What you need to do:
- 1) Could you rewrite the passage on old Hythe between "This is a special" and "of their neighbour.", inclusive, swapping "red tiles" for "grey slates"?
- 2) How would the account of Hythe go on? Write the next part, starting after its final sentence.

Selected extract:
★ ★ ★

This is a special though neglected bit of house architecture in Hythe. But everywhere, save in the quarters by the railway station or the Parade, where new residences are beginning to spring up, the eye is charmed by old brown houses roofed with red tiles, often standing tree-shaded in a bountiful flower garden, and always preserving their own lines of frontage and their own angle of gable, with delightful indifference to the geometric scale of their neighbour.

The South-Eastern Railway Company have laid their iron hand on Hythe, and its old-world stillness is already on Bank Holidays and other bleak periods of the passing year broken by the babble of the excursionist. In its characteristically quiet way Hythe has long been known as what is called a watering-place. When I first knew it, it had a Parade, on which were built eight or ten houses, whither in the season came quiet families, with children and nurses. For a few weeks they gave to the sea frontage quite a lively appearance, which the mariners (when they were not manning the capstan) contemplated with complacency, and said to each other that Hythe was "looking up." For the convenience of these visitors some enterprising person embarked on the purchase of three bathing machines, and there are traditions of times when these were all in use at the same hour—so great was the influx of visitors.

Also there is a "bathing establishment" built a long way after the model of the Pavilion at Brighton. The peculiarity of this bathing establishment is or was when I first knew the charming place that regularly at the end of September the pump gets out of order, and the new year is far advanced before the solitary plumber of the place gets it put right. He begins to walk dreamily round the place at Easter. At Whitsuntide he brings down an iron vessel containing unmelted solder, and early in July the pump is mended.

★ ★ ★

Given data:
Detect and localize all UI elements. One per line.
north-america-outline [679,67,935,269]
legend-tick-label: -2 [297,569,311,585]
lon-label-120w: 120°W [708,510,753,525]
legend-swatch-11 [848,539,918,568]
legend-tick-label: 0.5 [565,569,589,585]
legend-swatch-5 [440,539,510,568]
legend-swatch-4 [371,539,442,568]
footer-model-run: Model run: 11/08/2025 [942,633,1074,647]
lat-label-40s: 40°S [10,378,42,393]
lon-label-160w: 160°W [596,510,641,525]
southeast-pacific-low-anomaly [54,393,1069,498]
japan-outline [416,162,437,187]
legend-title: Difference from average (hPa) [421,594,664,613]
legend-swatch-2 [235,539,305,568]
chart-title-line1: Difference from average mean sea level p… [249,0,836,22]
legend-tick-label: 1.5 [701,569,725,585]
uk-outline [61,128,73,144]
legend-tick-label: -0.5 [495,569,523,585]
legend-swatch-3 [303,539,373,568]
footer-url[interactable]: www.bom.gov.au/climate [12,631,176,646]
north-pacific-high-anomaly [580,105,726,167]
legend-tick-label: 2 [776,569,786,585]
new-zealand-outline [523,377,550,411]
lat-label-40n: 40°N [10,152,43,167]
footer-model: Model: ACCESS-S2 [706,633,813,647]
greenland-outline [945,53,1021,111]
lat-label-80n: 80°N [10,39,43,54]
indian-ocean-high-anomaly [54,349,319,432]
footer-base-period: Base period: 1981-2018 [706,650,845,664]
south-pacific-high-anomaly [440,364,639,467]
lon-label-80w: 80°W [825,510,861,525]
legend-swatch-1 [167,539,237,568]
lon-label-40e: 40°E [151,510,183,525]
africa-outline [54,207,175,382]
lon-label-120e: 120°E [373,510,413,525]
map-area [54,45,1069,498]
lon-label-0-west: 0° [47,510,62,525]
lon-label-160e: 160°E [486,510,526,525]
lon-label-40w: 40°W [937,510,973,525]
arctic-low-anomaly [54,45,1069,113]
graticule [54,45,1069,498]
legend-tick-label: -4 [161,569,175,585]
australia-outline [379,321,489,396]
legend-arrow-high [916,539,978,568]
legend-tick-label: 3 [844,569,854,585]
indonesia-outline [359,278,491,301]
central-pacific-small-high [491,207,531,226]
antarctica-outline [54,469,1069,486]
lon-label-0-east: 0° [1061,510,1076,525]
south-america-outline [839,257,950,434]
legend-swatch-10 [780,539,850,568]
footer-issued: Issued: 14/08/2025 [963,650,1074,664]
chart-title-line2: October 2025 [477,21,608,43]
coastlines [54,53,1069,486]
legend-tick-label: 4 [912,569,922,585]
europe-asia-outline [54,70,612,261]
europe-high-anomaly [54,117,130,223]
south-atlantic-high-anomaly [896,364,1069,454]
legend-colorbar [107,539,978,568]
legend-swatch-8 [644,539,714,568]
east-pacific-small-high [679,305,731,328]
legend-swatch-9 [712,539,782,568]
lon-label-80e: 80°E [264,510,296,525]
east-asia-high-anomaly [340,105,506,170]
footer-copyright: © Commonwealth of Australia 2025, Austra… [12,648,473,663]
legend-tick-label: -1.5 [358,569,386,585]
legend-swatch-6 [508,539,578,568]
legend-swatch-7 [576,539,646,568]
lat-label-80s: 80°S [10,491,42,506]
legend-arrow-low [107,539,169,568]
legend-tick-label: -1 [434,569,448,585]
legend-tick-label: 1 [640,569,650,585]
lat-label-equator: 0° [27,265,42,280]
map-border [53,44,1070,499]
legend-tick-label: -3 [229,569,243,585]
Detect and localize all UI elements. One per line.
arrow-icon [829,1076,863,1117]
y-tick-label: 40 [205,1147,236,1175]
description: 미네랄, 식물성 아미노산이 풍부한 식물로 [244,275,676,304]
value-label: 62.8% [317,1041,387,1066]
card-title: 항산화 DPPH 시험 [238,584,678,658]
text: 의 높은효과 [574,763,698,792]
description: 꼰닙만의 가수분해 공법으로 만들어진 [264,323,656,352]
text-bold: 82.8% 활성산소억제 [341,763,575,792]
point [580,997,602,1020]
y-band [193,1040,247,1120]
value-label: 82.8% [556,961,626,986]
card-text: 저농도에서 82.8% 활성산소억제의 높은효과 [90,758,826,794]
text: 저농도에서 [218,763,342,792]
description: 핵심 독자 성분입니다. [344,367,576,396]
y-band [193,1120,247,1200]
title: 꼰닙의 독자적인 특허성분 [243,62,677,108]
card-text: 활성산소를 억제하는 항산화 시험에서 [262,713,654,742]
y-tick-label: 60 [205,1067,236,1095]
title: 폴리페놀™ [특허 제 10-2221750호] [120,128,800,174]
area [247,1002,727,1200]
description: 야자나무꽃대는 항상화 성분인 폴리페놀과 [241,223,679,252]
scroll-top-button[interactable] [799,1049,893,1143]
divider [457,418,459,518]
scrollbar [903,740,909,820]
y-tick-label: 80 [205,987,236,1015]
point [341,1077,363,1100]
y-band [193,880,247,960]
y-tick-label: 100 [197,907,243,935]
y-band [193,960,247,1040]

★ ★ ★

Answers below:
- 1)
This is a special though neglected bit of house architecture in Hythe. But everywhere, save in the quarters by the railway station or the Parade, where new residences are beginning to spring up, the eye is charmed by old brown houses roofed with grey slates, often standing tree-shaded in a bountiful flower garden, and always preserving their own lines of frontage and their own angle of gable, with delightful indifference to the geometric scale of their neighbour.

- 2)
This mending of the pump is one of the epochs of Hythe, a sure harbinger of the approaching season. In July "The Families" begin to come down, and the same people come every year, for visitors to Hythe share in the privilege of the inhabitants, inasmuch as they never—or hardly ever—die. Of late years, since the indefatigable Town Clerk has succeeded in waking up the inhabitants to the possibilities of the great future that lies before their town, not only has a new system of drainage and water been introduced, but a register has been kept of the death-rate. From a return, published by the Medical Officer of Health, it appears that the death-rate of Hythe was 9.3 per 1000. Of sixty-three people who died in a year out of a population of some four thousand, twenty-three were upwards of sixty years of age, many of them over eighty. Perhaps the best proof of the healthfulness of Hythe is to be found in a stroll through the churchyard, whence it would appear that only very young children or very old people are carried up the hill.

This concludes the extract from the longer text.